Records excerpted from a collection:

^^^^^^^^^^^^^^^^

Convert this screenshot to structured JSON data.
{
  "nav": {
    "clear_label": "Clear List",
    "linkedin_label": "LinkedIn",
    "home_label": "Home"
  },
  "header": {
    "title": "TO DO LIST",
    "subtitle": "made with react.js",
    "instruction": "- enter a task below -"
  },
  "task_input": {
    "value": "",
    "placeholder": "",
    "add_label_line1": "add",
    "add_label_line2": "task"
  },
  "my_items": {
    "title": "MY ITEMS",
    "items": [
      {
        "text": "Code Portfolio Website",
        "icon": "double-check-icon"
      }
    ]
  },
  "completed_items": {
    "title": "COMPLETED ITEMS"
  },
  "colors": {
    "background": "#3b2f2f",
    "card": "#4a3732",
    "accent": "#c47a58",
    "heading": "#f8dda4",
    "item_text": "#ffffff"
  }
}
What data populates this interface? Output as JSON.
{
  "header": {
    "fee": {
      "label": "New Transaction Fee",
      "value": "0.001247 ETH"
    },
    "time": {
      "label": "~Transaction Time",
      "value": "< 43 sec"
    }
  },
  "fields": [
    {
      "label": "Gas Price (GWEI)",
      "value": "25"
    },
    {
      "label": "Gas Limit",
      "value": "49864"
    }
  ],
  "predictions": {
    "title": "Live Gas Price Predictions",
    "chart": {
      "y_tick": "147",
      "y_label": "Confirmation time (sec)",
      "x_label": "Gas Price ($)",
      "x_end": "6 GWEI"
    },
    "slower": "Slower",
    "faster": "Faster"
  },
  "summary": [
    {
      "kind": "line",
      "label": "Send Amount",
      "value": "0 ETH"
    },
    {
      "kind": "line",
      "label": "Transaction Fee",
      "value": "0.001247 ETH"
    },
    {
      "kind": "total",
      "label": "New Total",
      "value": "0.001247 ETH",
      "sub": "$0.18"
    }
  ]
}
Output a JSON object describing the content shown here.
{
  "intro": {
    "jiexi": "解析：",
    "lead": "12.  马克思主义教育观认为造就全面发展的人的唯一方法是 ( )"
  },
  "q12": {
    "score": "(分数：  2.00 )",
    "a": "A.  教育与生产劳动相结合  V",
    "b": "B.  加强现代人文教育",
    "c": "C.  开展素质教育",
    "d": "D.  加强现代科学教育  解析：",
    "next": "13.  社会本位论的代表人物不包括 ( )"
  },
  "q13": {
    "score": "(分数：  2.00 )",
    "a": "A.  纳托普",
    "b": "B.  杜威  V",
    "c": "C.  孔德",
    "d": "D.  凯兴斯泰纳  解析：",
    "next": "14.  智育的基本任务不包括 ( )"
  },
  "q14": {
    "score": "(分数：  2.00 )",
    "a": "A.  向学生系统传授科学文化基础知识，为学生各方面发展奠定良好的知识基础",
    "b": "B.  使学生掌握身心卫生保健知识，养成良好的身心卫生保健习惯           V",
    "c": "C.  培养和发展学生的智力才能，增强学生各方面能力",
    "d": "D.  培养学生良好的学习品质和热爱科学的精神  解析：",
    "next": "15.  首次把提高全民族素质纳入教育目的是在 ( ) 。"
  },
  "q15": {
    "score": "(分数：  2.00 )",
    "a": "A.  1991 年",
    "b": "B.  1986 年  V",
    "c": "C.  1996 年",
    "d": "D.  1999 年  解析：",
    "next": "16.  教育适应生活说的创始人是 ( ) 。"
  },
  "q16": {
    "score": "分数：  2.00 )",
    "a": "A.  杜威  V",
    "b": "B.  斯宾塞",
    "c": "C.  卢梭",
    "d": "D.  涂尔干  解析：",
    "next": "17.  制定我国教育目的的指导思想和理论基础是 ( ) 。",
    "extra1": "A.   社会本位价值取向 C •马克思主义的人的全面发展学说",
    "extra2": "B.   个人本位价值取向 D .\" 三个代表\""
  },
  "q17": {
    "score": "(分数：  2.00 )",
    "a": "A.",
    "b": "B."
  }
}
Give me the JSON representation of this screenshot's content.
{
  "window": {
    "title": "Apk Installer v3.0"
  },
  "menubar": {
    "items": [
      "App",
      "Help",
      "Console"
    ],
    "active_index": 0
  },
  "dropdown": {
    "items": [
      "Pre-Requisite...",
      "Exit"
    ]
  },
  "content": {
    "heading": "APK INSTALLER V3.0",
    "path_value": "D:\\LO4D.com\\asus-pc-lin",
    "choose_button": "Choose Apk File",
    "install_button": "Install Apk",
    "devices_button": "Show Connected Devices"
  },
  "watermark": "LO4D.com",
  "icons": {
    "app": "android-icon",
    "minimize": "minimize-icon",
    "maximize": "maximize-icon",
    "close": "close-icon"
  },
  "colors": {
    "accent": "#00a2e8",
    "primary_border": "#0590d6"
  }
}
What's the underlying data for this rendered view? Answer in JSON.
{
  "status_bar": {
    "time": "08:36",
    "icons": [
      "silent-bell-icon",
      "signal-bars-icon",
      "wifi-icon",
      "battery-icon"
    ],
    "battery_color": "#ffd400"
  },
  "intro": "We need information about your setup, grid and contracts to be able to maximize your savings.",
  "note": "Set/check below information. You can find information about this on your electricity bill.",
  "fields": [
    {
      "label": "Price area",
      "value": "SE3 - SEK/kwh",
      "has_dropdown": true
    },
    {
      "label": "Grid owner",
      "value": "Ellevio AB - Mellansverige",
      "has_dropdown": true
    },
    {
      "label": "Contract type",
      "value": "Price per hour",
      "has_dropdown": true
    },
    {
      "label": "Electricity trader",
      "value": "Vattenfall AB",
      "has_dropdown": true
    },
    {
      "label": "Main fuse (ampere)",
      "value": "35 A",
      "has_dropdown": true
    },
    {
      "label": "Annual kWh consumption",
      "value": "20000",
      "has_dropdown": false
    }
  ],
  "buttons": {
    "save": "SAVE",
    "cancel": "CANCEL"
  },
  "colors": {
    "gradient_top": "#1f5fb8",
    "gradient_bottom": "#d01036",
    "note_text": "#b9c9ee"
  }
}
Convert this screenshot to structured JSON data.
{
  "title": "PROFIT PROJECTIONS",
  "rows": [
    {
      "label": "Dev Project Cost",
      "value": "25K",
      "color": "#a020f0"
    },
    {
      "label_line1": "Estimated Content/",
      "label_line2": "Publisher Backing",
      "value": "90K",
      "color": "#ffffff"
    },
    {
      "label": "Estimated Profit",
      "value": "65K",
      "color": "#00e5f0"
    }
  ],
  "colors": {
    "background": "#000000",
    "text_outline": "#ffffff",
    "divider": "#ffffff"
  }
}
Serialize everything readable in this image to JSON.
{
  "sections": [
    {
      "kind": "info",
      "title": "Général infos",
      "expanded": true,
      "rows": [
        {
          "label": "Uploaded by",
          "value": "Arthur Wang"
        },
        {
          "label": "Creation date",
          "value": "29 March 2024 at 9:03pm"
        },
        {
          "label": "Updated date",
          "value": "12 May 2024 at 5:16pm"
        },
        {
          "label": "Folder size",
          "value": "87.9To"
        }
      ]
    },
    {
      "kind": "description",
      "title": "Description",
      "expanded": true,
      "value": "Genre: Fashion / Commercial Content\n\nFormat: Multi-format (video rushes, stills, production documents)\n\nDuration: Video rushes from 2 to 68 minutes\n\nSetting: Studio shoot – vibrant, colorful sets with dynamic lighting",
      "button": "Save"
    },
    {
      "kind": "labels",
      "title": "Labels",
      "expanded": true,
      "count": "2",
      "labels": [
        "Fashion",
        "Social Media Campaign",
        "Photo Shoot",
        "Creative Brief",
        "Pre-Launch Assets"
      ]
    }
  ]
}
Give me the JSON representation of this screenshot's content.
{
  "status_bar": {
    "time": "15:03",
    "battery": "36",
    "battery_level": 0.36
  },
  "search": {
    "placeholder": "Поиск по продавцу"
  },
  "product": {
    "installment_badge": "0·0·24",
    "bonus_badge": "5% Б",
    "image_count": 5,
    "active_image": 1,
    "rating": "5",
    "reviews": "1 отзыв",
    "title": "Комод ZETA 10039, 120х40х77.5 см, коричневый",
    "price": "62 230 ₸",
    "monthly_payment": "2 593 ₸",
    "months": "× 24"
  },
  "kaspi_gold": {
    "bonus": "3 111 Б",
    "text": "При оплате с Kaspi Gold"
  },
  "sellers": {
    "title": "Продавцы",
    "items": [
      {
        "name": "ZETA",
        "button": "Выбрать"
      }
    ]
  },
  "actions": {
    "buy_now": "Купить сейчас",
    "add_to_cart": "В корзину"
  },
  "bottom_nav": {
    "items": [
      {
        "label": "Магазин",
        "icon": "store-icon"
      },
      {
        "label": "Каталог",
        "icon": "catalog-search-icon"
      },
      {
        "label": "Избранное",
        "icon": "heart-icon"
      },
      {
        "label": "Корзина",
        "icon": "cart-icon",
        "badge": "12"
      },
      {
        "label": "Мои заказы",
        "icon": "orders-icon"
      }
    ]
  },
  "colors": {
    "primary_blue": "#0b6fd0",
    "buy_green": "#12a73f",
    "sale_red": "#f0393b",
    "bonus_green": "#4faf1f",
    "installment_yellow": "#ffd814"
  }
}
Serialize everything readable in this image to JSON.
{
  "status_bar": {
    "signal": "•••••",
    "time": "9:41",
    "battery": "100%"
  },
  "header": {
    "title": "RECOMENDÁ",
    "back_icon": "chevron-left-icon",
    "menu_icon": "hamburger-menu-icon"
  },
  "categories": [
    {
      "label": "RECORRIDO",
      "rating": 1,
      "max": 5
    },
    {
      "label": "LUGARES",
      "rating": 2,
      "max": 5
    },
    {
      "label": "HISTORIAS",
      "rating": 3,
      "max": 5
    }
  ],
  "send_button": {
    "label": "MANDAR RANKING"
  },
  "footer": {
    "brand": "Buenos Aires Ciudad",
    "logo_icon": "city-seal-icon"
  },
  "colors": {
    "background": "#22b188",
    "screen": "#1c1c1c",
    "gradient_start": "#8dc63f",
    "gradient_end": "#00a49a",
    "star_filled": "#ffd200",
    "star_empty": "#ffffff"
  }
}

^^^^^^^^^^^^^^^^

Show all lines from the data above in which the word "ZETA" appears.

RESULT OF THIS EXERCISE:
    "title": "Комод ZETA 10039, 120х40х77.5 см, коричневый",
        "name": "ZETA",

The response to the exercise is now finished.